─── The records

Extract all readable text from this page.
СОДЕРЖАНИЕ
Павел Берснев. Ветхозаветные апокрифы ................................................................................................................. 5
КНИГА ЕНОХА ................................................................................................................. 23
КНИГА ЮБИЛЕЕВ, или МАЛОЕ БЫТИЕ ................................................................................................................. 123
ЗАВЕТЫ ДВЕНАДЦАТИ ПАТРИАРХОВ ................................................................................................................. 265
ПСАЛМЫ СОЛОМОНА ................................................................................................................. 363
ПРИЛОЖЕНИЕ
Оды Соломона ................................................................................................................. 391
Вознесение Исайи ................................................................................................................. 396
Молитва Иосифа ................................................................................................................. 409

──────

- _Prompt_: Copy the material above, line for line.

- _Correct answer_:
Extract all readable text from this page.
СОДЕРЖАНИЕ
Павел Берснев. Ветхозаветные апокрифы ................................................................................................................. 5
КНИГА ЕНОХА ................................................................................................................. 23
КНИГА ЮБИЛЕЕВ, или МАЛОЕ БЫТИЕ ................................................................................................................. 123
ЗАВЕТЫ ДВЕНАДЦАТИ ПАТРИАРХОВ ................................................................................................................. 265
ПСАЛМЫ СОЛОМОНА ................................................................................................................. 363
ПРИЛОЖЕНИЕ
Оды Соломона ................................................................................................................. 391
Вознесение Исайи ................................................................................................................. 396
Молитва Иосифа ................................................................................................................. 409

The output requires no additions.